Items from a data source
■ ■ ■ ■ ■
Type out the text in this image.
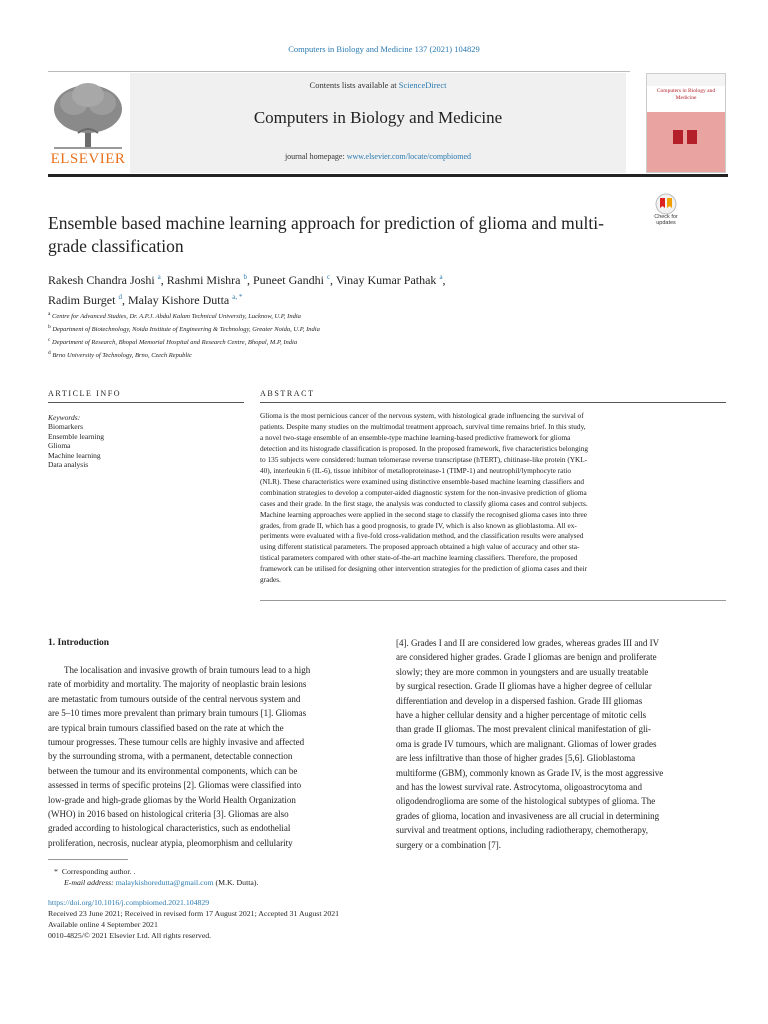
Computers in Biology and Medicine 137 (2021) 104829
ELSEVIER
Contents lists available at ScienceDirect
Computers in Biology and Medicine
journal homepage: www.elsevier.com/locate/compbiomed
Computers in Biology and Medicine
Ensemble based machine learning approach for prediction of glioma and multi-grade classification
Check for updates
Rakesh Chandra Joshi $^a$, Rashmi Mishra $^b$, Puneet Gandhi $^c$, Vinay Kumar Pathak $^a$,
Radim Burget $^d$, Malay Kishore Dutta $^{a, *}$
$^a$ Centre for Advanced Studies, Dr. A.P.J. Abdul Kalam Technical University, Lucknow, U.P, India
$^b$ Department of Biotechnology, Noida Institute of Engineering & Technology, Greater Noida, U.P, India
$^c$ Department of Research, Bhopal Memorial Hospital and Research Centre, Bhopal, M.P, India
$^d$ Brno University of Technology, Brno, Czech Republic
ARTICLE INFO	ABSTRACT
Keywords:
Biomarkers
Ensemble learning
Glioma
Machine learning
Data analysis
Glioma is the most pernicious cancer of the nervous system, with histological grade influencing the survival of
patients. Despite many studies on the multimodal treatment approach, survival time remains brief. In this study,
a novel two-stage ensemble of an ensemble-type machine learning-based predictive framework for glioma
detection and its histograde classification is proposed. In the proposed framework, five characteristics belonging
to 135 subjects were considered: human telomerase reverse transcriptase (hTERT), chitinase-like protein (YKL-
40), interleukin 6 (IL-6), tissue inhibitor of metalloproteinase-1 (TIMP-1) and neutrophil/lymphocyte ratio
(NLR). These characteristics were examined using distinctive ensemble-based machine learning classifiers and
combination strategies to develop a computer-aided diagnostic system for the non-invasive prediction of glioma
cases and their grade. In the first stage, the analysis was conducted to classify glioma cases and control subjects.
Machine learning approaches were applied in the second stage to classify the recognised glioma cases into three
grades, from grade II, which has a good prognosis, to grade IV, which is also known as glioblastoma. All ex-
periments were evaluated with a five-fold cross-validation method, and the classification results were analysed
using different statistical parameters. The proposed approach obtained a high value of accuracy and other sta-
tistical parameters compared with other state-of-the-art machine learning classifiers. Therefore, the proposed
framework can be utilised for designing other intervention strategies for the prediction of glioma cases and their
grades.
1. Introduction
The localisation and invasive growth of brain tumours lead to a high
rate of morbidity and mortality. The majority of neoplastic brain lesions
are metastatic from tumours outside of the central nervous system and
are 5–10 times more prevalent than primary brain tumours [1]. Gliomas
are typical brain tumours classified based on the rate at which the
tumour progresses. These tumour cells are highly invasive and affected
by the surrounding stroma, with a permanent, detectable connection
between the tumour and its environmental components, which can be
assessed in terms of specific proteins [2]. Gliomas were classified into
low-grade and high-grade gliomas by the World Health Organization
(WHO) in 2016 based on histological criteria [3]. Gliomas are also
graded according to histological characteristics, such as endothelial
proliferation, necrosis, nuclear atypia, pleomorphism and cellularity
[4]. Grades I and II are considered low grades, whereas grades III and IV
are considered higher grades. Grade I gliomas are benign and proliferate
slowly; they are more common in youngsters and are usually treatable
by surgical resection. Grade II gliomas have a higher degree of cellular
differentiation and develop in a dispersed fashion. Grade III gliomas
have a higher cellular density and a higher percentage of mitotic cells
than grade II gliomas. The most prevalent clinical manifestation of gli-
oma is grade IV tumours, which are malignant. Gliomas of lower grades
are less infiltrative than those of higher grades [5,6]. Glioblastoma
multiforme (GBM), commonly known as Grade IV, is the most aggressive
and has the lowest survival rate. Astrocytoma, oligoastrocytoma and
oligodendroglioma are some of the histological subtypes of glioma. The
grades of glioma, location and invasiveness are all crucial in determining
survival and treatment options, including radiotherapy, chemotherapy,
surgery or a combination [7].
* Corresponding author. .
E-mail address: malaykishoredutta@gmail.com (M.K. Dutta).
https://doi.org/10.1016/j.compbiomed.2021.104829
Received 23 June 2021; Received in revised form 17 August 2021; Accepted 31 August 2021
Available online 4 September 2021
0010-4825/© 2021 Elsevier Ltd. All rights reserved.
■ ■ ■ ■ ■
DIRECTIONS
Strip the images and reproduce the remaining records precisely.

RESPONSE BELOW
Type out the text in this image.
Computers in Biology and Medicine 137 (2021) 104829
ELSEVIER
Contents lists available at ScienceDirect
Computers in Biology and Medicine
journal homepage: www.elsevier.com/locate/compbiomed
Computers in Biology and Medicine
Ensemble based machine learning approach for prediction of glioma and multi-grade classification
Check for updates
Rakesh Chandra Joshi $^a$, Rashmi Mishra $^b$, Puneet Gandhi $^c$, Vinay Kumar Pathak $^a$,
Radim Burget $^d$, Malay Kishore Dutta $^{a, *}$
$^a$ Centre for Advanced Studies, Dr. A.P.J. Abdul Kalam Technical University, Lucknow, U.P, India
$^b$ Department of Biotechnology, Noida Institute of Engineering & Technology, Greater Noida, U.P, India
$^c$ Department of Research, Bhopal Memorial Hospital and Research Centre, Bhopal, M.P, India
$^d$ Brno University of Technology, Brno, Czech Republic
ARTICLE INFO	ABSTRACT
Keywords:
Biomarkers
Ensemble learning
Glioma
Machine learning
Data analysis
Glioma is the most pernicious cancer of the nervous system, with histological grade influencing the survival of
patients. Despite many studies on the multimodal treatment approach, survival time remains brief. In this study,
a novel two-stage ensemble of an ensemble-type machine learning-based predictive framework for glioma
detection and its histograde classification is proposed. In the proposed framework, five characteristics belonging
to 135 subjects were considered: human telomerase reverse transcriptase (hTERT), chitinase-like protein (YKL-
40), interleukin 6 (IL-6), tissue inhibitor of metalloproteinase-1 (TIMP-1) and neutrophil/lymphocyte ratio
(NLR). These characteristics were examined using distinctive ensemble-based machine learning classifiers and
combination strategies to develop a computer-aided diagnostic system for the non-invasive prediction of glioma
cases and their grade. In the first stage, the analysis was conducted to classify glioma cases and control subjects.
Machine learning approaches were applied in the second stage to classify the recognised glioma cases into three
grades, from grade II, which has a good prognosis, to grade IV, which is also known as glioblastoma. All ex-
periments were evaluated with a five-fold cross-validation method, and the classification results were analysed
using different statistical parameters. The proposed approach obtained a high value of accuracy and other sta-
tistical parameters compared with other state-of-the-art machine learning classifiers. Therefore, the proposed
framework can be utilised for designing other intervention strategies for the prediction of glioma cases and their
grades.
1. Introduction
The localisation and invasive growth of brain tumours lead to a high
rate of morbidity and mortality. The majority of neoplastic brain lesions
are metastatic from tumours outside of the central nervous system and
are 5–10 times more prevalent than primary brain tumours [1]. Gliomas
are typical brain tumours classified based on the rate at which the
tumour progresses. These tumour cells are highly invasive and affected
by the surrounding stroma, with a permanent, detectable connection
between the tumour and its environmental components, which can be
assessed in terms of specific proteins [2]. Gliomas were classified into
low-grade and high-grade gliomas by the World Health Organization
(WHO) in 2016 based on histological criteria [3]. Gliomas are also
graded according to histological characteristics, such as endothelial
proliferation, necrosis, nuclear atypia, pleomorphism and cellularity
[4]. Grades I and II are considered low grades, whereas grades III and IV
are considered higher grades. Grade I gliomas are benign and proliferate
slowly; they are more common in youngsters and are usually treatable
by surgical resection. Grade II gliomas have a higher degree of cellular
differentiation and develop in a dispersed fashion. Grade III gliomas
have a higher cellular density and a higher percentage of mitotic cells
than grade II gliomas. The most prevalent clinical manifestation of gli-
oma is grade IV tumours, which are malignant. Gliomas of lower grades
are less infiltrative than those of higher grades [5,6]. Glioblastoma
multiforme (GBM), commonly known as Grade IV, is the most aggressive
and has the lowest survival rate. Astrocytoma, oligoastrocytoma and
oligodendroglioma are some of the histological subtypes of glioma. The
grades of glioma, location and invasiveness are all crucial in determining
survival and treatment options, including radiotherapy, chemotherapy,
surgery or a combination [7].
* Corresponding author. .
E-mail address: malaykishoredutta@gmail.com (M.K. Dutta).
https://doi.org/10.1016/j.compbiomed.2021.104829
Received 23 June 2021; Received in revised form 17 August 2021; Accepted 31 August 2021
Available online 4 September 2021
0010-4825/© 2021 Elsevier Ltd. All rights reserved.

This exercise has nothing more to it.